§ Excerpted data:
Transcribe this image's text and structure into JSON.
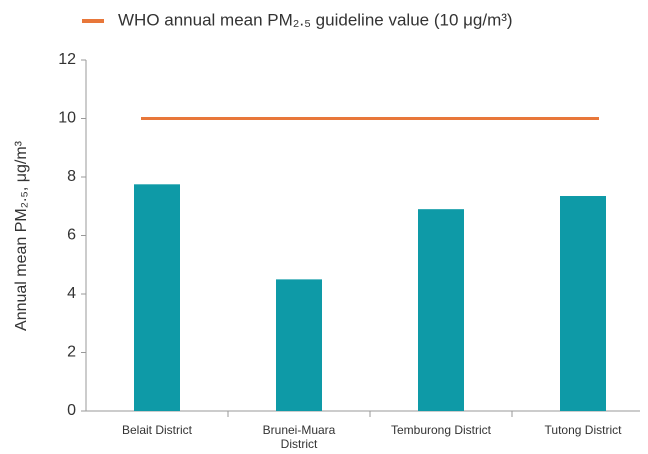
{
  "chart_data": {
    "type": "bar",
    "y_label": "Annual mean PM₂.₅, μg/m³",
    "categories": [
      "Belait District",
      "Brunei-Muara District",
      "Temburong District",
      "Tutong District"
    ],
    "values": [
      7.75,
      4.5,
      6.9,
      7.35
    ],
    "color": "#0e9aa7",
    "reference_line": {
      "name": "WHO annual mean PM₂.₅ guideline value (10 μg/m³)",
      "value": 10,
      "color": "#e8773a"
    },
    "ylim": [
      0,
      12
    ],
    "yticks": [
      0,
      2,
      4,
      6,
      8,
      10,
      12
    ]
  }
}
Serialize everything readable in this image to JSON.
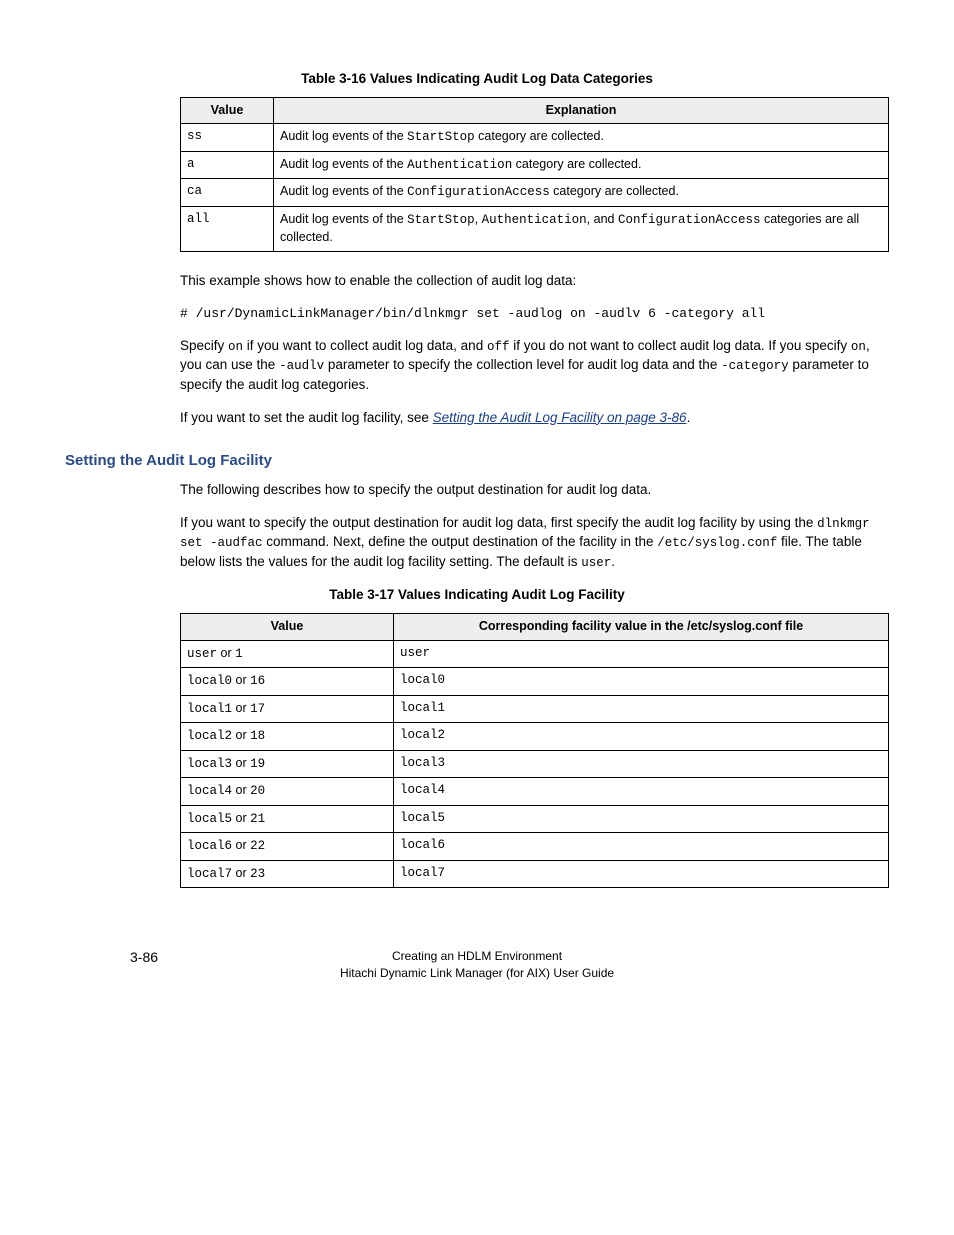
{
  "table16": {
    "caption": "Table 3-16 Values Indicating Audit Log Data Categories",
    "headers": [
      "Value",
      "Explanation"
    ],
    "rows": [
      {
        "val": "ss",
        "pre": "Audit log events of the ",
        "code": "StartStop",
        "post": " category are collected."
      },
      {
        "val": "a",
        "pre": "Audit log events of the ",
        "code": "Authentication",
        "post": " category are collected."
      },
      {
        "val": "ca",
        "pre": "Audit log events of the ",
        "code": "ConfigurationAccess",
        "post": " category are collected."
      },
      {
        "val": "all",
        "pre": "Audit log events of the ",
        "code": "StartStop",
        "mid1": ", ",
        "code2": "Authentication",
        "mid2": ", and ",
        "code3": "ConfigurationAccess",
        "post": " categories are all collected."
      }
    ]
  },
  "para1": "This example shows how to enable the collection of audit log data:",
  "cmdblock": "# /usr/DynamicLinkManager/bin/dlnkmgr set -audlog on -audlv 6 -category all",
  "para2": {
    "t1": "Specify ",
    "c1": "on",
    "t2": " if you want to collect audit log data, and ",
    "c2": "off",
    "t3": " if you do not want to collect audit log data. If you specify ",
    "c3": "on",
    "t4": ", you can use the ",
    "c4": "-audlv",
    "t5": " parameter to specify the collection level for audit log data and the ",
    "c5": "-category",
    "t6": " parameter to specify the audit log categories."
  },
  "para3": {
    "t1": "If you want to set the audit log facility, see ",
    "link": "Setting the Audit Log Facility on page 3-86",
    "t2": "."
  },
  "section_heading": "Setting the Audit Log Facility",
  "para4": "The following describes how to specify the output destination for audit log data.",
  "para5": {
    "t1": "If you want to specify the output destination for audit log data, first specify the audit log facility by using the ",
    "c1": "dlnkmgr set -audfac",
    "t2": " command. Next, define the output destination of the facility in the ",
    "c2": "/etc/syslog.conf",
    "t3": " file. The table below lists the values for the audit log facility setting. The default is ",
    "c3": "user",
    "t4": "."
  },
  "table17": {
    "caption": "Table 3-17 Values Indicating Audit Log Facility",
    "headers": [
      "Value",
      "Corresponding facility value in the /etc/syslog.conf file"
    ],
    "rows": [
      {
        "a": "user",
        "b": "1",
        "c": "user"
      },
      {
        "a": "local0",
        "b": "16",
        "c": "local0"
      },
      {
        "a": "local1",
        "b": "17",
        "c": "local1"
      },
      {
        "a": "local2",
        "b": "18",
        "c": "local2"
      },
      {
        "a": "local3",
        "b": "19",
        "c": "local3"
      },
      {
        "a": "local4",
        "b": "20",
        "c": "local4"
      },
      {
        "a": "local5",
        "b": "21",
        "c": "local5"
      },
      {
        "a": "local6",
        "b": "22",
        "c": "local6"
      },
      {
        "a": "local7",
        "b": "23",
        "c": "local7"
      }
    ]
  },
  "footer": {
    "page": "3-86",
    "line1": "Creating an HDLM Environment",
    "line2": "Hitachi Dynamic Link Manager (for AIX) User Guide"
  },
  "or_text": " or "
}
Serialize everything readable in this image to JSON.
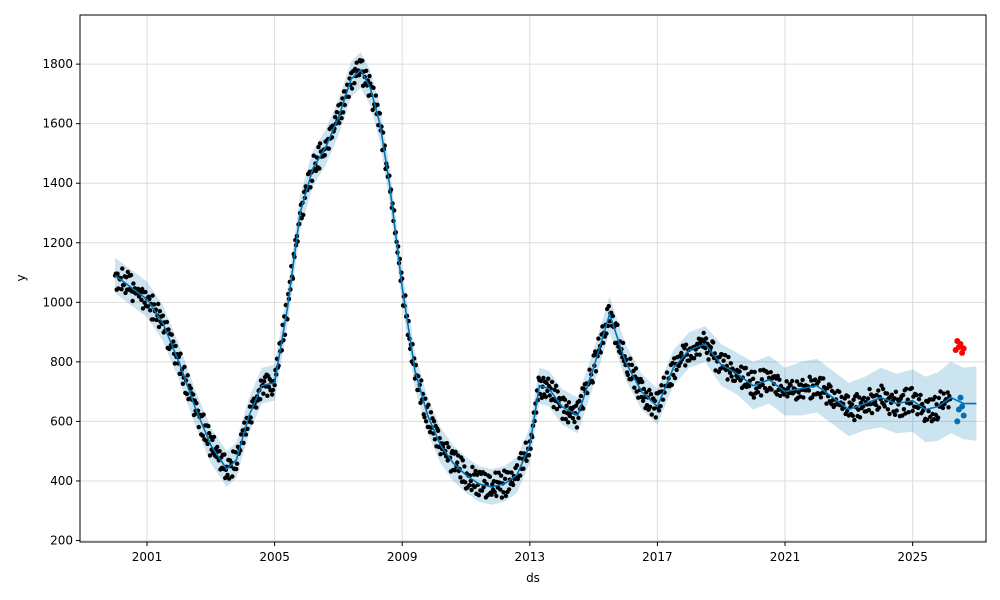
{
  "chart_data": {
    "type": "line",
    "title": "",
    "xlabel": "ds",
    "ylabel": "y",
    "xlim": [
      1998.9,
      2027.3
    ],
    "ylim": [
      195,
      1965
    ],
    "x_ticks": [
      {
        "value": 2001,
        "label": "2001"
      },
      {
        "value": 2005,
        "label": "2005"
      },
      {
        "value": 2009,
        "label": "2009"
      },
      {
        "value": 2013,
        "label": "2013"
      },
      {
        "value": 2017,
        "label": "2017"
      },
      {
        "value": 2021,
        "label": "2021"
      },
      {
        "value": 2025,
        "label": "2025"
      }
    ],
    "y_ticks": [
      {
        "value": 200,
        "label": "200"
      },
      {
        "value": 400,
        "label": "400"
      },
      {
        "value": 600,
        "label": "600"
      },
      {
        "value": 800,
        "label": "800"
      },
      {
        "value": 1000,
        "label": "1000"
      },
      {
        "value": 1200,
        "label": "1200"
      },
      {
        "value": 1400,
        "label": "1400"
      },
      {
        "value": 1600,
        "label": "1600"
      },
      {
        "value": 1800,
        "label": "1800"
      }
    ],
    "grid": true,
    "colors": {
      "forecast_line": "#0072B2",
      "uncertainty_band": "#0072B2",
      "observed_points": "#000000",
      "recent_points": "#ff0000",
      "forecast_points": "#0072B2"
    },
    "series": [
      {
        "role": "forecast",
        "x": [
          2000.0,
          2000.5,
          2001.0,
          2001.5,
          2002.0,
          2002.5,
          2003.0,
          2003.5,
          2003.8,
          2004.2,
          2004.6,
          2005.0,
          2005.4,
          2005.8,
          2006.2,
          2006.6,
          2007.0,
          2007.4,
          2007.7,
          2008.0,
          2008.3,
          2008.6,
          2009.0,
          2009.4,
          2009.8,
          2010.2,
          2010.6,
          2011.0,
          2011.4,
          2011.8,
          2012.2,
          2012.6,
          2013.0,
          2013.3,
          2013.6,
          2014.0,
          2014.5,
          2015.0,
          2015.5,
          2016.0,
          2016.5,
          2017.0,
          2017.5,
          2018.0,
          2018.5,
          2019.0,
          2019.5,
          2020.0,
          2020.5,
          2021.0,
          2021.5,
          2022.0,
          2022.5,
          2023.0,
          2023.5,
          2024.0,
          2024.5,
          2025.0,
          2025.4,
          2025.8,
          2026.2,
          2026.6,
          2027.0
        ],
        "y": [
          1090,
          1050,
          1010,
          930,
          800,
          650,
          520,
          440,
          470,
          620,
          720,
          730,
          980,
          1300,
          1450,
          1520,
          1620,
          1750,
          1780,
          1720,
          1600,
          1400,
          1050,
          770,
          620,
          520,
          460,
          420,
          390,
          380,
          390,
          420,
          520,
          720,
          710,
          650,
          620,
          780,
          960,
          800,
          700,
          650,
          780,
          840,
          860,
          790,
          760,
          720,
          740,
          700,
          710,
          720,
          680,
          640,
          660,
          680,
          660,
          670,
          640,
          650,
          680,
          660,
          660
        ],
        "lower": [
          1030,
          990,
          950,
          870,
          740,
          590,
          460,
          380,
          410,
          560,
          660,
          670,
          920,
          1240,
          1390,
          1460,
          1560,
          1690,
          1720,
          1660,
          1540,
          1340,
          990,
          710,
          560,
          460,
          400,
          360,
          330,
          320,
          330,
          360,
          460,
          660,
          650,
          590,
          560,
          720,
          900,
          740,
          640,
          590,
          720,
          780,
          800,
          720,
          690,
          640,
          660,
          620,
          620,
          630,
          590,
          550,
          570,
          580,
          560,
          565,
          530,
          535,
          560,
          540,
          535
        ],
        "upper": [
          1150,
          1110,
          1070,
          990,
          860,
          710,
          580,
          500,
          530,
          680,
          780,
          790,
          1040,
          1360,
          1510,
          1580,
          1680,
          1810,
          1840,
          1780,
          1660,
          1460,
          1110,
          830,
          680,
          580,
          520,
          480,
          450,
          440,
          450,
          480,
          580,
          780,
          770,
          710,
          680,
          840,
          1020,
          860,
          760,
          710,
          840,
          900,
          920,
          860,
          830,
          800,
          820,
          780,
          800,
          810,
          770,
          730,
          750,
          780,
          760,
          775,
          750,
          765,
          800,
          780,
          785
        ]
      },
      {
        "role": "recent_observations",
        "x": [
          2026.35,
          2026.4,
          2026.45,
          2026.5,
          2026.55,
          2026.6
        ],
        "y": [
          840,
          870,
          850,
          860,
          830,
          845
        ]
      },
      {
        "role": "forecast_points",
        "x": [
          2026.4,
          2026.45,
          2026.5,
          2026.55,
          2026.6
        ],
        "y": [
          600,
          640,
          680,
          650,
          620
        ]
      }
    ]
  }
}
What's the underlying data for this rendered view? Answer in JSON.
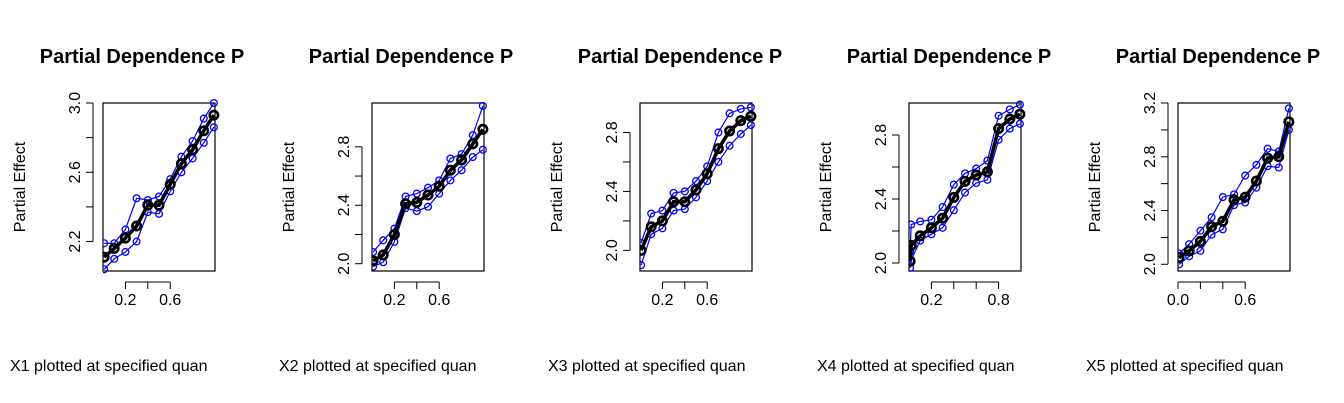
{
  "colors": {
    "mean_line": "#000000",
    "band_line": "#0000ff",
    "axis": "#000000",
    "background": "#ffffff"
  },
  "chart_data": [
    {
      "type": "line",
      "title": "Partial Dependence P",
      "xlabel": "X1 plotted at specified quan",
      "ylabel": "Partial Effect",
      "xlim": [
        0.0,
        1.0
      ],
      "ylim": [
        2.03,
        3.0
      ],
      "xticks": [
        0.2,
        0.6
      ],
      "xtick_labels": [
        "0.2",
        "0.6"
      ],
      "yticks": [
        2.2,
        2.6,
        3.0
      ],
      "ytick_labels": [
        "2.2",
        "2.6",
        "3.0"
      ],
      "x": [
        0.01,
        0.1,
        0.2,
        0.3,
        0.4,
        0.5,
        0.6,
        0.7,
        0.8,
        0.9,
        0.99
      ],
      "series": [
        {
          "role": "mean",
          "values": [
            2.11,
            2.16,
            2.22,
            2.29,
            2.41,
            2.41,
            2.53,
            2.65,
            2.73,
            2.84,
            2.93
          ]
        },
        {
          "role": "upper",
          "values": [
            2.19,
            2.19,
            2.27,
            2.45,
            2.44,
            2.46,
            2.56,
            2.69,
            2.78,
            2.91,
            3.0
          ]
        },
        {
          "role": "lower",
          "values": [
            2.04,
            2.1,
            2.14,
            2.2,
            2.37,
            2.36,
            2.49,
            2.6,
            2.68,
            2.77,
            2.86
          ]
        }
      ]
    },
    {
      "type": "line",
      "title": "Partial Dependence P",
      "xlabel": "X2 plotted at specified quan",
      "ylabel": "Partial Effect",
      "xlim": [
        0.0,
        1.0
      ],
      "ylim": [
        1.95,
        3.1
      ],
      "xticks": [
        0.2,
        0.6
      ],
      "xtick_labels": [
        "0.2",
        "0.6"
      ],
      "yticks": [
        2.0,
        2.4,
        2.8
      ],
      "ytick_labels": [
        "2.0",
        "2.4",
        "2.8"
      ],
      "x": [
        0.01,
        0.1,
        0.2,
        0.3,
        0.4,
        0.5,
        0.6,
        0.7,
        0.8,
        0.9,
        0.99
      ],
      "series": [
        {
          "role": "mean",
          "values": [
            2.02,
            2.06,
            2.2,
            2.41,
            2.42,
            2.47,
            2.53,
            2.64,
            2.71,
            2.82,
            2.92
          ]
        },
        {
          "role": "upper",
          "values": [
            2.08,
            2.16,
            2.24,
            2.46,
            2.48,
            2.52,
            2.57,
            2.72,
            2.75,
            2.88,
            3.08
          ]
        },
        {
          "role": "lower",
          "values": [
            1.98,
            2.01,
            2.15,
            2.38,
            2.36,
            2.39,
            2.48,
            2.57,
            2.64,
            2.73,
            2.78
          ]
        }
      ]
    },
    {
      "type": "line",
      "title": "Partial Dependence P",
      "xlabel": "X3 plotted at specified quan",
      "ylabel": "Partial Effect",
      "xlim": [
        0.0,
        1.0
      ],
      "ylim": [
        1.86,
        3.0
      ],
      "xticks": [
        0.2,
        0.6
      ],
      "xtick_labels": [
        "0.2",
        "0.6"
      ],
      "yticks": [
        2.0,
        2.4,
        2.8
      ],
      "ytick_labels": [
        "2.0",
        "2.4",
        "2.8"
      ],
      "x": [
        0.01,
        0.1,
        0.2,
        0.3,
        0.4,
        0.5,
        0.6,
        0.7,
        0.8,
        0.9,
        0.99
      ],
      "series": [
        {
          "role": "mean",
          "values": [
            2.0,
            2.16,
            2.2,
            2.33,
            2.33,
            2.41,
            2.52,
            2.69,
            2.81,
            2.88,
            2.91
          ]
        },
        {
          "role": "upper",
          "values": [
            2.05,
            2.25,
            2.27,
            2.39,
            2.4,
            2.47,
            2.57,
            2.8,
            2.93,
            2.96,
            2.97
          ]
        },
        {
          "role": "lower",
          "values": [
            1.9,
            2.11,
            2.15,
            2.27,
            2.28,
            2.36,
            2.47,
            2.6,
            2.71,
            2.79,
            2.85
          ]
        }
      ]
    },
    {
      "type": "line",
      "title": "Partial Dependence P",
      "xlabel": "X4 plotted at specified quan",
      "ylabel": "Partial Effect",
      "xlim": [
        0.0,
        1.0
      ],
      "ylim": [
        1.95,
        3.0
      ],
      "xticks": [
        0.2,
        0.8
      ],
      "xtick_labels": [
        "0.2",
        "0.8"
      ],
      "yticks": [
        2.0,
        2.4,
        2.8
      ],
      "ytick_labels": [
        "2.0",
        "2.4",
        "2.8"
      ],
      "x": [
        0.01,
        0.02,
        0.1,
        0.2,
        0.3,
        0.4,
        0.5,
        0.6,
        0.7,
        0.8,
        0.9,
        0.99
      ],
      "series": [
        {
          "role": "mean",
          "values": [
            2.01,
            2.11,
            2.17,
            2.22,
            2.28,
            2.41,
            2.51,
            2.55,
            2.57,
            2.84,
            2.9,
            2.93
          ]
        },
        {
          "role": "upper",
          "values": [
            2.07,
            2.24,
            2.26,
            2.27,
            2.35,
            2.49,
            2.56,
            2.59,
            2.64,
            2.92,
            2.96,
            2.99
          ]
        },
        {
          "role": "lower",
          "values": [
            1.97,
            2.02,
            2.14,
            2.18,
            2.22,
            2.33,
            2.44,
            2.5,
            2.52,
            2.77,
            2.84,
            2.87
          ]
        }
      ]
    },
    {
      "type": "line",
      "title": "Partial Dependence P",
      "xlabel": "X5 plotted at specified quan",
      "ylabel": "Partial Effect",
      "xlim": [
        0.0,
        1.0
      ],
      "ylim": [
        1.95,
        3.2
      ],
      "xticks": [
        0.0,
        0.6
      ],
      "xtick_labels": [
        "0.0",
        "0.6"
      ],
      "yticks": [
        2.0,
        2.4,
        2.8,
        3.2
      ],
      "ytick_labels": [
        "2.0",
        "2.4",
        "2.8",
        "3.2"
      ],
      "x": [
        0.01,
        0.1,
        0.2,
        0.3,
        0.4,
        0.5,
        0.6,
        0.7,
        0.8,
        0.9,
        0.99
      ],
      "series": [
        {
          "role": "mean",
          "values": [
            2.05,
            2.1,
            2.17,
            2.28,
            2.32,
            2.48,
            2.5,
            2.62,
            2.79,
            2.8,
            3.06
          ]
        },
        {
          "role": "upper",
          "values": [
            2.08,
            2.15,
            2.25,
            2.35,
            2.5,
            2.52,
            2.66,
            2.74,
            2.86,
            2.84,
            3.16
          ]
        },
        {
          "role": "lower",
          "values": [
            2.0,
            2.06,
            2.1,
            2.22,
            2.26,
            2.44,
            2.46,
            2.57,
            2.73,
            2.72,
            3.0
          ]
        }
      ]
    }
  ]
}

§ Instructions for the task: Looking back at the lines above, state how many contain the word "parameter", and supply nothing besides the number.

§ Full answer: 2